TASK OBJECTIVE
Each record below is to be copied word for word, with pictures removed.

Begin

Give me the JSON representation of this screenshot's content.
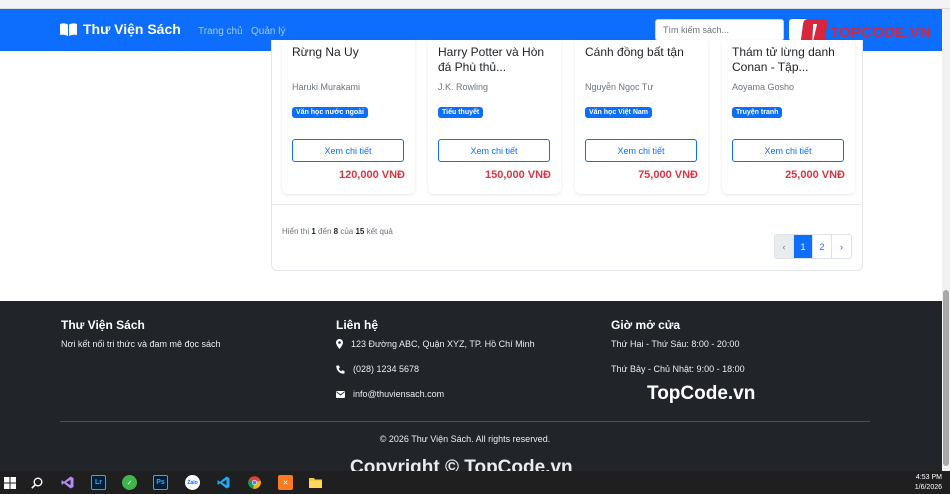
{
  "navbar": {
    "brand": "Thư Viện Sách",
    "links": [
      "Trang chủ",
      "Quản lý"
    ],
    "search_placeholder": "Tìm kiếm sách...",
    "search_button": "T"
  },
  "watermark": {
    "logo_text": "TOPCODE.VN",
    "mid_text": "TopCode.vn",
    "bottom_text": "Copyright © TopCode.vn"
  },
  "books": [
    {
      "title": "Rừng Na Uy",
      "author": "Haruki Murakami",
      "category": "Văn học nước ngoài",
      "button": "Xem chi tiết",
      "price": "120,000 VNĐ"
    },
    {
      "title": "Harry Potter và Hòn đá Phù thủ...",
      "author": "J.K. Rowling",
      "category": "Tiểu thuyết",
      "button": "Xem chi tiết",
      "price": "150,000 VNĐ"
    },
    {
      "title": "Cánh đồng bất tận",
      "author": "Nguyễn Ngọc Tư",
      "category": "Văn học Việt Nam",
      "button": "Xem chi tiết",
      "price": "75,000 VNĐ"
    },
    {
      "title": "Thám tử lừng danh Conan - Tập...",
      "author": "Aoyama Gosho",
      "category": "Truyện tranh",
      "button": "Xem chi tiết",
      "price": "25,000 VNĐ"
    }
  ],
  "results": {
    "prefix": "Hiển thị",
    "from": "1",
    "to_word": "đến",
    "to": "8",
    "of_word": "của",
    "total": "15",
    "suffix": "kết quả"
  },
  "pagination": {
    "prev": "‹",
    "pages": [
      "1",
      "2"
    ],
    "next": "›",
    "active": "1"
  },
  "footer": {
    "about_title": "Thư Viện Sách",
    "about_text": "Nơi kết nối tri thức và đam mê đọc sách",
    "contact_title": "Liên hệ",
    "address": "123 Đường ABC, Quận XYZ, TP. Hồ Chí Minh",
    "phone": "(028) 1234 5678",
    "email": "info@thuviensach.com",
    "hours_title": "Giờ mở cửa",
    "weekday_hours": "Thứ Hai - Thứ Sáu: 8:00 - 20:00",
    "weekend_hours": "Thứ Bảy - Chủ Nhật: 9:00 - 18:00",
    "copyright": "© 2026 Thư Viện Sách. All rights reserved."
  },
  "taskbar": {
    "time": "4:53 PM",
    "date": "1/6/2026"
  },
  "colors": {
    "primary": "#0d6efd",
    "price": "#dc3545",
    "footer_bg": "#212529"
  }
}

End

FULL OUTPUT
Give me the JSON representation of this screenshot's content.
{
  "navbar": {
    "brand": "Thư Viện Sách",
    "links": [
      "Trang chủ",
      "Quản lý"
    ],
    "search_placeholder": "Tìm kiếm sách...",
    "search_button": "T"
  },
  "watermark": {
    "logo_text": "TOPCODE.VN",
    "mid_text": "TopCode.vn",
    "bottom_text": "Copyright © TopCode.vn"
  },
  "books": [
    {
      "title": "Rừng Na Uy",
      "author": "Haruki Murakami",
      "category": "Văn học nước ngoài",
      "button": "Xem chi tiết",
      "price": "120,000 VNĐ"
    },
    {
      "title": "Harry Potter và Hòn đá Phù thủ...",
      "author": "J.K. Rowling",
      "category": "Tiểu thuyết",
      "button": "Xem chi tiết",
      "price": "150,000 VNĐ"
    },
    {
      "title": "Cánh đồng bất tận",
      "author": "Nguyễn Ngọc Tư",
      "category": "Văn học Việt Nam",
      "button": "Xem chi tiết",
      "price": "75,000 VNĐ"
    },
    {
      "title": "Thám tử lừng danh Conan - Tập...",
      "author": "Aoyama Gosho",
      "category": "Truyện tranh",
      "button": "Xem chi tiết",
      "price": "25,000 VNĐ"
    }
  ],
  "results": {
    "prefix": "Hiển thị",
    "from": "1",
    "to_word": "đến",
    "to": "8",
    "of_word": "của",
    "total": "15",
    "suffix": "kết quả"
  },
  "pagination": {
    "prev": "‹",
    "pages": [
      "1",
      "2"
    ],
    "next": "›",
    "active": "1"
  },
  "footer": {
    "about_title": "Thư Viện Sách",
    "about_text": "Nơi kết nối tri thức và đam mê đọc sách",
    "contact_title": "Liên hệ",
    "address": "123 Đường ABC, Quận XYZ, TP. Hồ Chí Minh",
    "phone": "(028) 1234 5678",
    "email": "info@thuviensach.com",
    "hours_title": "Giờ mở cửa",
    "weekday_hours": "Thứ Hai - Thứ Sáu: 8:00 - 20:00",
    "weekend_hours": "Thứ Bảy - Chủ Nhật: 9:00 - 18:00",
    "copyright": "© 2026 Thư Viện Sách. All rights reserved."
  },
  "taskbar": {
    "time": "4:53 PM",
    "date": "1/6/2026"
  },
  "colors": {
    "primary": "#0d6efd",
    "price": "#dc3545",
    "footer_bg": "#212529"
  }
}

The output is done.